## Given information:
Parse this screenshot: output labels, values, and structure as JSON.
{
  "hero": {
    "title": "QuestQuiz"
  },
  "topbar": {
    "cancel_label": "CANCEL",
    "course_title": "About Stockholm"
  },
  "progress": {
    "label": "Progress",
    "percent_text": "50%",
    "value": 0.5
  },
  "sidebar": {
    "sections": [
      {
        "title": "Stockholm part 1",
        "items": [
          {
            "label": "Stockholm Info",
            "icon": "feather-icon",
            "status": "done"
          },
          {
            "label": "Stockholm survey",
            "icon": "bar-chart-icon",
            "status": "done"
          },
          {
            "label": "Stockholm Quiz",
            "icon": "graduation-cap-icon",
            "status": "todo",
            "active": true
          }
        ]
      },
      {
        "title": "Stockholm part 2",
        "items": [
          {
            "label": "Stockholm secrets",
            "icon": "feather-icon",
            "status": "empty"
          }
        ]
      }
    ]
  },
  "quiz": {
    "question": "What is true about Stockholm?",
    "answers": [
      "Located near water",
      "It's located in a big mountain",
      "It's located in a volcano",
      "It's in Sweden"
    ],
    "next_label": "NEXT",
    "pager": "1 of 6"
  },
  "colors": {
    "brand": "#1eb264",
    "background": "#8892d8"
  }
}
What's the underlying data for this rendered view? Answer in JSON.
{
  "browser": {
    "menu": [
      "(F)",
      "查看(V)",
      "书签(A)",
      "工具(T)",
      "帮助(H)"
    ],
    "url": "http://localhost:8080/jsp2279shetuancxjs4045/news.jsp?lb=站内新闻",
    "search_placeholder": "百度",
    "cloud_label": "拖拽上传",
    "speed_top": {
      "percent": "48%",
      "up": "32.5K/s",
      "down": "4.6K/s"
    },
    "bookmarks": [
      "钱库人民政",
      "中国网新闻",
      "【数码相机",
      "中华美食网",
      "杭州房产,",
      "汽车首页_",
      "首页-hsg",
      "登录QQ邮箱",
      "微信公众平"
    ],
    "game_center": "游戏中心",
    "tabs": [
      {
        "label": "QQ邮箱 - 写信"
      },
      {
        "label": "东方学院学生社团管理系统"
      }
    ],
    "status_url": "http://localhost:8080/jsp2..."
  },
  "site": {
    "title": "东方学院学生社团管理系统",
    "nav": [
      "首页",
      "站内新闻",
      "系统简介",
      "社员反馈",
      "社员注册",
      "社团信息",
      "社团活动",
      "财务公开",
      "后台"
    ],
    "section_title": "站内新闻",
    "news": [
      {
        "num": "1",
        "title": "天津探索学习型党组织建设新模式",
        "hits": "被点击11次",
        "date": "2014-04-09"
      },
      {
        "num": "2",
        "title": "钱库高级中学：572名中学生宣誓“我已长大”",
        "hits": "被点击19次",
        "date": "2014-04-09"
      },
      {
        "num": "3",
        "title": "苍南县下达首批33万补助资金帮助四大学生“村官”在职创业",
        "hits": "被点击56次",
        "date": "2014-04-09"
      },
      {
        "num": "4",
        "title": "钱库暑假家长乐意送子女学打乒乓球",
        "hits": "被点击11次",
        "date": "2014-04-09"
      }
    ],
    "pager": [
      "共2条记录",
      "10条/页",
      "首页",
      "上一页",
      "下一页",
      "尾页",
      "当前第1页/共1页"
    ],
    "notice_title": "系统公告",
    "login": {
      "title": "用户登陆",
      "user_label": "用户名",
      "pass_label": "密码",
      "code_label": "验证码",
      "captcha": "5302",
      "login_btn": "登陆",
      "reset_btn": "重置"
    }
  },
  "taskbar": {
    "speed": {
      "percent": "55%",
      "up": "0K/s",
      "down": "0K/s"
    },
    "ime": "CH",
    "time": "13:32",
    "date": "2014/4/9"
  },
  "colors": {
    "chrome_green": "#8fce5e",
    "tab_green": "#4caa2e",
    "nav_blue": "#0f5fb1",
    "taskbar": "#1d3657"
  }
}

## Exercise brief:
Retype the data exactly as given.

## Answer in full:
Parse this screenshot: output labels, values, and structure as JSON.
{
  "hero": {
    "title": "QuestQuiz"
  },
  "topbar": {
    "cancel_label": "CANCEL",
    "course_title": "About Stockholm"
  },
  "progress": {
    "label": "Progress",
    "percent_text": "50%",
    "value": 0.5
  },
  "sidebar": {
    "sections": [
      {
        "title": "Stockholm part 1",
        "items": [
          {
            "label": "Stockholm Info",
            "icon": "feather-icon",
            "status": "done"
          },
          {
            "label": "Stockholm survey",
            "icon": "bar-chart-icon",
            "status": "done"
          },
          {
            "label": "Stockholm Quiz",
            "icon": "graduation-cap-icon",
            "status": "todo",
            "active": true
          }
        ]
      },
      {
        "title": "Stockholm part 2",
        "items": [
          {
            "label": "Stockholm secrets",
            "icon": "feather-icon",
            "status": "empty"
          }
        ]
      }
    ]
  },
  "quiz": {
    "question": "What is true about Stockholm?",
    "answers": [
      "Located near water",
      "It's located in a big mountain",
      "It's located in a volcano",
      "It's in Sweden"
    ],
    "next_label": "NEXT",
    "pager": "1 of 6"
  },
  "colors": {
    "brand": "#1eb264",
    "background": "#8892d8"
  }
}
What's the underlying data for this rendered view? Answer in JSON.
{
  "browser": {
    "menu": [
      "(F)",
      "查看(V)",
      "书签(A)",
      "工具(T)",
      "帮助(H)"
    ],
    "url": "http://localhost:8080/jsp2279shetuancxjs4045/news.jsp?lb=站内新闻",
    "search_placeholder": "百度",
    "cloud_label": "拖拽上传",
    "speed_top": {
      "percent": "48%",
      "up": "32.5K/s",
      "down": "4.6K/s"
    },
    "bookmarks": [
      "钱库人民政",
      "中国网新闻",
      "【数码相机",
      "中华美食网",
      "杭州房产,",
      "汽车首页_",
      "首页-hsg",
      "登录QQ邮箱",
      "微信公众平"
    ],
    "game_center": "游戏中心",
    "tabs": [
      {
        "label": "QQ邮箱 - 写信"
      },
      {
        "label": "东方学院学生社团管理系统"
      }
    ],
    "status_url": "http://localhost:8080/jsp2..."
  },
  "site": {
    "title": "东方学院学生社团管理系统",
    "nav": [
      "首页",
      "站内新闻",
      "系统简介",
      "社员反馈",
      "社员注册",
      "社团信息",
      "社团活动",
      "财务公开",
      "后台"
    ],
    "section_title": "站内新闻",
    "news": [
      {
        "num": "1",
        "title": "天津探索学习型党组织建设新模式",
        "hits": "被点击11次",
        "date": "2014-04-09"
      },
      {
        "num": "2",
        "title": "钱库高级中学：572名中学生宣誓“我已长大”",
        "hits": "被点击19次",
        "date": "2014-04-09"
      },
      {
        "num": "3",
        "title": "苍南县下达首批33万补助资金帮助四大学生“村官”在职创业",
        "hits": "被点击56次",
        "date": "2014-04-09"
      },
      {
        "num": "4",
        "title": "钱库暑假家长乐意送子女学打乒乓球",
        "hits": "被点击11次",
        "date": "2014-04-09"
      }
    ],
    "pager": [
      "共2条记录",
      "10条/页",
      "首页",
      "上一页",
      "下一页",
      "尾页",
      "当前第1页/共1页"
    ],
    "notice_title": "系统公告",
    "login": {
      "title": "用户登陆",
      "user_label": "用户名",
      "pass_label": "密码",
      "code_label": "验证码",
      "captcha": "5302",
      "login_btn": "登陆",
      "reset_btn": "重置"
    }
  },
  "taskbar": {
    "speed": {
      "percent": "55%",
      "up": "0K/s",
      "down": "0K/s"
    },
    "ime": "CH",
    "time": "13:32",
    "date": "2014/4/9"
  },
  "colors": {
    "chrome_green": "#8fce5e",
    "tab_green": "#4caa2e",
    "nav_blue": "#0f5fb1",
    "taskbar": "#1d3657"
  }
}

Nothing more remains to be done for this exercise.